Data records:
* start *
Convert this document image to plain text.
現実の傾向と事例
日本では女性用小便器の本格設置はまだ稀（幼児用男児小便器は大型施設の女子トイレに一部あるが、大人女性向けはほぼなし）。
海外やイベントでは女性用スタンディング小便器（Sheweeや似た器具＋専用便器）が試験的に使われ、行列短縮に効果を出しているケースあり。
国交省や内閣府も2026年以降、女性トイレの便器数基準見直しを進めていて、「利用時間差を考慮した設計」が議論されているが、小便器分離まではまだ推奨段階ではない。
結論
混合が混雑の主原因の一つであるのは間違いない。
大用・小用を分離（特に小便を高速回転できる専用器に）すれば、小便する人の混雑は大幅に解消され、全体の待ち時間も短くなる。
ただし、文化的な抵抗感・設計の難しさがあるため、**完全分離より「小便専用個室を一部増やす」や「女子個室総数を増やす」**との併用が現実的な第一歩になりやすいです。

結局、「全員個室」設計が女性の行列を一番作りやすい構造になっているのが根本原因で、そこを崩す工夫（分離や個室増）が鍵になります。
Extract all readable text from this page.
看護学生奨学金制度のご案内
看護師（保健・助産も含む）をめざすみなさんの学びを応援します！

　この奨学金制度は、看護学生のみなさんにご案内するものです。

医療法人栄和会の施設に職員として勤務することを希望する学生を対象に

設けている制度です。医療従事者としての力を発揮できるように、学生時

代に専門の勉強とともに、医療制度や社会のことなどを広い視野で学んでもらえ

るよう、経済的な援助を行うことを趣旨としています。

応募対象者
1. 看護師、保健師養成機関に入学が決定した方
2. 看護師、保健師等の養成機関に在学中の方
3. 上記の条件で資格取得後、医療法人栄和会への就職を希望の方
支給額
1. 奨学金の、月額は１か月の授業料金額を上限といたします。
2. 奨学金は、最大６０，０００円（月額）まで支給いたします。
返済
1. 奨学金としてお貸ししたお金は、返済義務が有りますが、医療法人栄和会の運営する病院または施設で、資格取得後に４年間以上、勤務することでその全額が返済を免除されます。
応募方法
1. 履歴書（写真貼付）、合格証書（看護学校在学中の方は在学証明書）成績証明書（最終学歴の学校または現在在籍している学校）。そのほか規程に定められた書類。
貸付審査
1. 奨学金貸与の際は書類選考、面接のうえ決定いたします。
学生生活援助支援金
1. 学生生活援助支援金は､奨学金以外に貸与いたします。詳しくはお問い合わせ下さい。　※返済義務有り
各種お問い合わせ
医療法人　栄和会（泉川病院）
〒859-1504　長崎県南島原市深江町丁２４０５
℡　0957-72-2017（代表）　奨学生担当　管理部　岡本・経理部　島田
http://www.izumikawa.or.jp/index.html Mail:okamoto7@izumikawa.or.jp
* end *
What is needed. Print the complete listing again, exactly as it stands.

Completed task.
Convert this document image to plain text.
現実の傾向と事例
日本では女性用小便器の本格設置はまだ稀（幼児用男児小便器は大型施設の女子トイレに一部あるが、大人女性向けはほぼなし）。
海外やイベントでは女性用スタンディング小便器（Sheweeや似た器具＋専用便器）が試験的に使われ、行列短縮に効果を出しているケースあり。
国交省や内閣府も2026年以降、女性トイレの便器数基準見直しを進めていて、「利用時間差を考慮した設計」が議論されているが、小便器分離まではまだ推奨段階ではない。
結論
混合が混雑の主原因の一つであるのは間違いない。
大用・小用を分離（特に小便を高速回転できる専用器に）すれば、小便する人の混雑は大幅に解消され、全体の待ち時間も短くなる。
ただし、文化的な抵抗感・設計の難しさがあるため、**完全分離より「小便専用個室を一部増やす」や「女子個室総数を増やす」**との併用が現実的な第一歩になりやすいです。

結局、「全員個室」設計が女性の行列を一番作りやすい構造になっているのが根本原因で、そこを崩す工夫（分離や個室増）が鍵になります。
Extract all readable text from this page.
看護学生奨学金制度のご案内
看護師（保健・助産も含む）をめざすみなさんの学びを応援します！

　この奨学金制度は、看護学生のみなさんにご案内するものです。

医療法人栄和会の施設に職員として勤務することを希望する学生を対象に

設けている制度です。医療従事者としての力を発揮できるように、学生時

代に専門の勉強とともに、医療制度や社会のことなどを広い視野で学んでもらえ

るよう、経済的な援助を行うことを趣旨としています。

応募対象者
1. 看護師、保健師養成機関に入学が決定した方
2. 看護師、保健師等の養成機関に在学中の方
3. 上記の条件で資格取得後、医療法人栄和会への就職を希望の方
支給額
1. 奨学金の、月額は１か月の授業料金額を上限といたします。
2. 奨学金は、最大６０，０００円（月額）まで支給いたします。
返済
1. 奨学金としてお貸ししたお金は、返済義務が有りますが、医療法人栄和会の運営する病院または施設で、資格取得後に４年間以上、勤務することでその全額が返済を免除されます。
応募方法
1. 履歴書（写真貼付）、合格証書（看護学校在学中の方は在学証明書）成績証明書（最終学歴の学校または現在在籍している学校）。そのほか規程に定められた書類。
貸付審査
1. 奨学金貸与の際は書類選考、面接のうえ決定いたします。
学生生活援助支援金
1. 学生生活援助支援金は､奨学金以外に貸与いたします。詳しくはお問い合わせ下さい。　※返済義務有り
各種お問い合わせ
医療法人　栄和会（泉川病院）
〒859-1504　長崎県南島原市深江町丁２４０５
℡　0957-72-2017（代表）　奨学生担当　管理部　岡本・経理部　島田
http://www.izumikawa.or.jp/index.html Mail:okamoto7@izumikawa.or.jp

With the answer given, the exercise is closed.